REQUIREMENT ::
Leave every picture out and write out the records below exactly.
** Start **
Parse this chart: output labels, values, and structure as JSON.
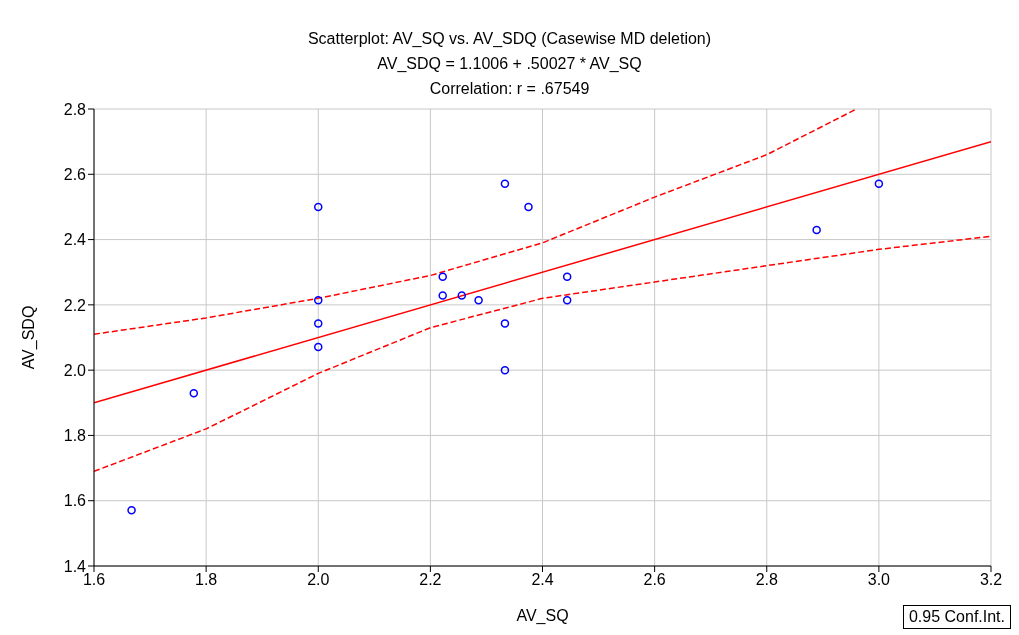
{
  "chart_data": {
    "type": "scatter",
    "title": "Scatterplot: AV_SQ vs. AV_SDQ (Casewise MD deletion)",
    "subtitle": "AV_SDQ = 1.1006 + .50027 * AV_SQ",
    "xlabel": "AV_SQ",
    "ylabel": "AV_SDQ",
    "annotations": [
      "Correlation: r = .67549",
      "0.95 Conf.Int."
    ],
    "xlim": [
      1.6,
      3.2
    ],
    "xticks": [
      1.6,
      1.8,
      {
        "value": 2,
        "label": "2.0"
      },
      2.2,
      2.4,
      2.6,
      2.8,
      {
        "value": 3,
        "label": "3.0"
      },
      3.2
    ],
    "ylim": [
      1.4,
      2.8
    ],
    "yticks": [
      1.4,
      1.6,
      1.8,
      {
        "value": 2,
        "label": "2.0"
      },
      2.2,
      2.4,
      2.6,
      2.8
    ],
    "grid": true,
    "series": [
      {
        "marker": "circle",
        "color": "#0000ff",
        "x": [
          1.667,
          1.778,
          2.0,
          2.0,
          2.0,
          2.0,
          2.222,
          2.222,
          2.256,
          2.286,
          2.333,
          2.333,
          2.333,
          2.375,
          2.444,
          2.444,
          2.889,
          3.0
        ],
        "values": [
          1.571,
          1.929,
          2.5,
          2.214,
          2.143,
          2.071,
          2.286,
          2.229,
          2.229,
          2.214,
          2.571,
          2.143,
          2.0,
          2.5,
          2.286,
          2.214,
          2.429,
          2.571
        ]
      },
      {
        "type": "line",
        "color": "#ff0000",
        "line_style": "solid",
        "x": [
          1.6,
          3.2
        ],
        "values": [
          1.9,
          2.7
        ]
      },
      {
        "type": "line",
        "color": "#ff0000",
        "line_style": "dashed",
        "x": [
          1.6,
          1.8,
          2.0,
          2.2,
          2.4,
          2.6,
          2.8,
          2.96
        ],
        "values": [
          2.11,
          2.16,
          2.22,
          2.29,
          2.39,
          2.53,
          2.66,
          2.8
        ]
      },
      {
        "type": "line",
        "color": "#ff0000",
        "line_style": "dashed",
        "x": [
          1.6,
          1.8,
          2.0,
          2.2,
          2.4,
          2.6,
          2.8,
          3.0,
          3.2
        ],
        "values": [
          1.69,
          1.82,
          1.99,
          2.13,
          2.22,
          2.27,
          2.32,
          2.37,
          2.41
        ]
      }
    ]
  }
}
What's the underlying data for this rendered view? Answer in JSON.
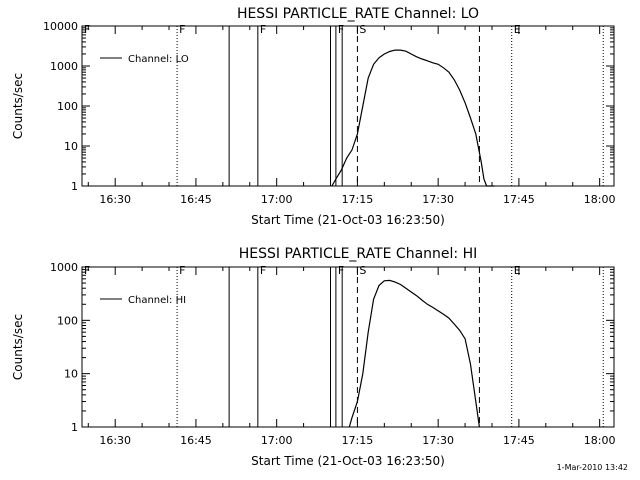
{
  "chart_data": [
    {
      "type": "line",
      "title": "HESSI PARTICLE_RATE Channel: LO",
      "xlabel": "Start Time (21-Oct-03 16:23:50)",
      "ylabel": "Counts/sec",
      "yscale": "log",
      "ylim": [
        1,
        10000
      ],
      "xlim": [
        "16:23:50",
        "18:02:40"
      ],
      "x_ticks": [
        "16:30",
        "16:45",
        "17:00",
        "17:15",
        "17:30",
        "17:45",
        "18:00"
      ],
      "y_ticks": [
        "1",
        "10",
        "100",
        "1000",
        "10000"
      ],
      "legend": {
        "entries": [
          "Channel: LO"
        ],
        "placement": "top-left"
      },
      "series": [
        {
          "name": "Channel: LO",
          "x": [
            "17:10:15",
            "17:11:00",
            "17:12:00",
            "17:13:00",
            "17:14:00",
            "17:15:00",
            "17:16:00",
            "17:17:00",
            "17:18:00",
            "17:19:00",
            "17:20:00",
            "17:21:00",
            "17:22:00",
            "17:23:00",
            "17:24:00",
            "17:25:00",
            "17:26:00",
            "17:27:00",
            "17:28:00",
            "17:29:00",
            "17:30:00",
            "17:31:00",
            "17:32:00",
            "17:33:00",
            "17:34:00",
            "17:35:00",
            "17:36:00",
            "17:37:00",
            "17:38:00",
            "17:38:30",
            "17:39:00",
            "17:40:30"
          ],
          "values": [
            1,
            1.5,
            2.5,
            5,
            8,
            20,
            100,
            500,
            1100,
            1600,
            2000,
            2300,
            2500,
            2500,
            2350,
            2000,
            1700,
            1500,
            1350,
            1200,
            1100,
            900,
            700,
            450,
            250,
            120,
            50,
            20,
            4,
            1.5,
            1,
            1
          ]
        }
      ],
      "time_markers": [
        {
          "label": "F",
          "time": "16:23:50",
          "style": "dotted"
        },
        {
          "label": "F",
          "time": "16:41:30",
          "style": "dotted"
        },
        {
          "label": "",
          "time": "16:51:10",
          "style": "solid"
        },
        {
          "label": "F",
          "time": "16:56:30",
          "style": "solid"
        },
        {
          "label": "",
          "time": "17:10:00",
          "style": "solid"
        },
        {
          "label": "F",
          "time": "17:11:00",
          "style": "solid"
        },
        {
          "label": "",
          "time": "17:12:10",
          "style": "solid"
        },
        {
          "label": "S",
          "time": "17:15:00",
          "style": "dashed"
        },
        {
          "label": "",
          "time": "17:37:40",
          "style": "dashed"
        },
        {
          "label": "E",
          "time": "17:43:40",
          "style": "dotted"
        },
        {
          "label": "",
          "time": "18:00:40",
          "style": "dotted"
        }
      ]
    },
    {
      "type": "line",
      "title": "HESSI PARTICLE_RATE Channel: HI",
      "xlabel": "Start Time (21-Oct-03 16:23:50)",
      "ylabel": "Counts/sec",
      "yscale": "log",
      "ylim": [
        1,
        1000
      ],
      "xlim": [
        "16:23:50",
        "18:02:40"
      ],
      "x_ticks": [
        "16:30",
        "16:45",
        "17:00",
        "17:15",
        "17:30",
        "17:45",
        "18:00"
      ],
      "y_ticks": [
        "1",
        "10",
        "100",
        "1000"
      ],
      "legend": {
        "entries": [
          "Channel: HI"
        ],
        "placement": "top-left"
      },
      "series": [
        {
          "name": "Channel: HI",
          "x": [
            "17:13:30",
            "17:14:00",
            "17:15:00",
            "17:16:00",
            "17:17:00",
            "17:18:00",
            "17:19:00",
            "17:20:00",
            "17:21:00",
            "17:22:00",
            "17:23:00",
            "17:24:00",
            "17:25:00",
            "17:26:00",
            "17:27:00",
            "17:28:00",
            "17:29:00",
            "17:30:00",
            "17:31:00",
            "17:32:00",
            "17:33:00",
            "17:34:00",
            "17:35:00",
            "17:36:00",
            "17:37:00",
            "17:37:40"
          ],
          "values": [
            1,
            1.5,
            3,
            10,
            60,
            250,
            450,
            550,
            560,
            520,
            470,
            400,
            340,
            290,
            240,
            200,
            175,
            150,
            130,
            110,
            85,
            65,
            45,
            15,
            3,
            1
          ]
        }
      ],
      "time_markers": [
        {
          "label": "F",
          "time": "16:23:50",
          "style": "dotted"
        },
        {
          "label": "F",
          "time": "16:41:30",
          "style": "dotted"
        },
        {
          "label": "",
          "time": "16:51:10",
          "style": "solid"
        },
        {
          "label": "F",
          "time": "16:56:30",
          "style": "solid"
        },
        {
          "label": "",
          "time": "17:10:00",
          "style": "solid"
        },
        {
          "label": "F",
          "time": "17:11:00",
          "style": "solid"
        },
        {
          "label": "",
          "time": "17:12:10",
          "style": "solid"
        },
        {
          "label": "S",
          "time": "17:15:00",
          "style": "dashed"
        },
        {
          "label": "",
          "time": "17:37:40",
          "style": "dashed"
        },
        {
          "label": "E",
          "time": "17:43:40",
          "style": "dotted"
        },
        {
          "label": "",
          "time": "18:00:40",
          "style": "dotted"
        }
      ]
    }
  ],
  "footer": {
    "timestamp": "1-Mar-2010 13:42"
  }
}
** End **
COMPLETE RESPONSE ::
Parse this chart: output labels, values, and structure as JSON.
{
  "chart_data": {
    "type": "scatter",
    "title": "Scatterplot: AV_SQ vs. AV_SDQ (Casewise MD deletion)",
    "subtitle": "AV_SDQ = 1.1006 + .50027 * AV_SQ",
    "xlabel": "AV_SQ",
    "ylabel": "AV_SDQ",
    "annotations": [
      "Correlation: r = .67549",
      "0.95 Conf.Int."
    ],
    "xlim": [
      1.6,
      3.2
    ],
    "xticks": [
      1.6,
      1.8,
      {
        "value": 2,
        "label": "2.0"
      },
      2.2,
      2.4,
      2.6,
      2.8,
      {
        "value": 3,
        "label": "3.0"
      },
      3.2
    ],
    "ylim": [
      1.4,
      2.8
    ],
    "yticks": [
      1.4,
      1.6,
      1.8,
      {
        "value": 2,
        "label": "2.0"
      },
      2.2,
      2.4,
      2.6,
      2.8
    ],
    "grid": true,
    "series": [
      {
        "marker": "circle",
        "color": "#0000ff",
        "x": [
          1.667,
          1.778,
          2.0,
          2.0,
          2.0,
          2.0,
          2.222,
          2.222,
          2.256,
          2.286,
          2.333,
          2.333,
          2.333,
          2.375,
          2.444,
          2.444,
          2.889,
          3.0
        ],
        "values": [
          1.571,
          1.929,
          2.5,
          2.214,
          2.143,
          2.071,
          2.286,
          2.229,
          2.229,
          2.214,
          2.571,
          2.143,
          2.0,
          2.5,
          2.286,
          2.214,
          2.429,
          2.571
        ]
      },
      {
        "type": "line",
        "color": "#ff0000",
        "line_style": "solid",
        "x": [
          1.6,
          3.2
        ],
        "values": [
          1.9,
          2.7
        ]
      },
      {
        "type": "line",
        "color": "#ff0000",
        "line_style": "dashed",
        "x": [
          1.6,
          1.8,
          2.0,
          2.2,
          2.4,
          2.6,
          2.8,
          2.96
        ],
        "values": [
          2.11,
          2.16,
          2.22,
          2.29,
          2.39,
          2.53,
          2.66,
          2.8
        ]
      },
      {
        "type": "line",
        "color": "#ff0000",
        "line_style": "dashed",
        "x": [
          1.6,
          1.8,
          2.0,
          2.2,
          2.4,
          2.6,
          2.8,
          3.0,
          3.2
        ],
        "values": [
          1.69,
          1.82,
          1.99,
          2.13,
          2.22,
          2.27,
          2.32,
          2.37,
          2.41
        ]
      }
    ]
  }
}
What's the underlying data for this rendered view? Answer in JSON.
{
  "chart_data": [
    {
      "type": "line",
      "title": "HESSI PARTICLE_RATE Channel: LO",
      "xlabel": "Start Time (21-Oct-03 16:23:50)",
      "ylabel": "Counts/sec",
      "yscale": "log",
      "ylim": [
        1,
        10000
      ],
      "xlim": [
        "16:23:50",
        "18:02:40"
      ],
      "x_ticks": [
        "16:30",
        "16:45",
        "17:00",
        "17:15",
        "17:30",
        "17:45",
        "18:00"
      ],
      "y_ticks": [
        "1",
        "10",
        "100",
        "1000",
        "10000"
      ],
      "legend": {
        "entries": [
          "Channel: LO"
        ],
        "placement": "top-left"
      },
      "series": [
        {
          "name": "Channel: LO",
          "x": [
            "17:10:15",
            "17:11:00",
            "17:12:00",
            "17:13:00",
            "17:14:00",
            "17:15:00",
            "17:16:00",
            "17:17:00",
            "17:18:00",
            "17:19:00",
            "17:20:00",
            "17:21:00",
            "17:22:00",
            "17:23:00",
            "17:24:00",
            "17:25:00",
            "17:26:00",
            "17:27:00",
            "17:28:00",
            "17:29:00",
            "17:30:00",
            "17:31:00",
            "17:32:00",
            "17:33:00",
            "17:34:00",
            "17:35:00",
            "17:36:00",
            "17:37:00",
            "17:38:00",
            "17:38:30",
            "17:39:00",
            "17:40:30"
          ],
          "values": [
            1,
            1.5,
            2.5,
            5,
            8,
            20,
            100,
            500,
            1100,
            1600,
            2000,
            2300,
            2500,
            2500,
            2350,
            2000,
            1700,
            1500,
            1350,
            1200,
            1100,
            900,
            700,
            450,
            250,
            120,
            50,
            20,
            4,
            1.5,
            1,
            1
          ]
        }
      ],
      "time_markers": [
        {
          "label": "F",
          "time": "16:23:50",
          "style": "dotted"
        },
        {
          "label": "F",
          "time": "16:41:30",
          "style": "dotted"
        },
        {
          "label": "",
          "time": "16:51:10",
          "style": "solid"
        },
        {
          "label": "F",
          "time": "16:56:30",
          "style": "solid"
        },
        {
          "label": "",
          "time": "17:10:00",
          "style": "solid"
        },
        {
          "label": "F",
          "time": "17:11:00",
          "style": "solid"
        },
        {
          "label": "",
          "time": "17:12:10",
          "style": "solid"
        },
        {
          "label": "S",
          "time": "17:15:00",
          "style": "dashed"
        },
        {
          "label": "",
          "time": "17:37:40",
          "style": "dashed"
        },
        {
          "label": "E",
          "time": "17:43:40",
          "style": "dotted"
        },
        {
          "label": "",
          "time": "18:00:40",
          "style": "dotted"
        }
      ]
    },
    {
      "type": "line",
      "title": "HESSI PARTICLE_RATE Channel: HI",
      "xlabel": "Start Time (21-Oct-03 16:23:50)",
      "ylabel": "Counts/sec",
      "yscale": "log",
      "ylim": [
        1,
        1000
      ],
      "xlim": [
        "16:23:50",
        "18:02:40"
      ],
      "x_ticks": [
        "16:30",
        "16:45",
        "17:00",
        "17:15",
        "17:30",
        "17:45",
        "18:00"
      ],
      "y_ticks": [
        "1",
        "10",
        "100",
        "1000"
      ],
      "legend": {
        "entries": [
          "Channel: HI"
        ],
        "placement": "top-left"
      },
      "series": [
        {
          "name": "Channel: HI",
          "x": [
            "17:13:30",
            "17:14:00",
            "17:15:00",
            "17:16:00",
            "17:17:00",
            "17:18:00",
            "17:19:00",
            "17:20:00",
            "17:21:00",
            "17:22:00",
            "17:23:00",
            "17:24:00",
            "17:25:00",
            "17:26:00",
            "17:27:00",
            "17:28:00",
            "17:29:00",
            "17:30:00",
            "17:31:00",
            "17:32:00",
            "17:33:00",
            "17:34:00",
            "17:35:00",
            "17:36:00",
            "17:37:00",
            "17:37:40"
          ],
          "values": [
            1,
            1.5,
            3,
            10,
            60,
            250,
            450,
            550,
            560,
            520,
            470,
            400,
            340,
            290,
            240,
            200,
            175,
            150,
            130,
            110,
            85,
            65,
            45,
            15,
            3,
            1
          ]
        }
      ],
      "time_markers": [
        {
          "label": "F",
          "time": "16:23:50",
          "style": "dotted"
        },
        {
          "label": "F",
          "time": "16:41:30",
          "style": "dotted"
        },
        {
          "label": "",
          "time": "16:51:10",
          "style": "solid"
        },
        {
          "label": "F",
          "time": "16:56:30",
          "style": "solid"
        },
        {
          "label": "",
          "time": "17:10:00",
          "style": "solid"
        },
        {
          "label": "F",
          "time": "17:11:00",
          "style": "solid"
        },
        {
          "label": "",
          "time": "17:12:10",
          "style": "solid"
        },
        {
          "label": "S",
          "time": "17:15:00",
          "style": "dashed"
        },
        {
          "label": "",
          "time": "17:37:40",
          "style": "dashed"
        },
        {
          "label": "E",
          "time": "17:43:40",
          "style": "dotted"
        },
        {
          "label": "",
          "time": "18:00:40",
          "style": "dotted"
        }
      ]
    }
  ],
  "footer": {
    "timestamp": "1-Mar-2010 13:42"
  }
}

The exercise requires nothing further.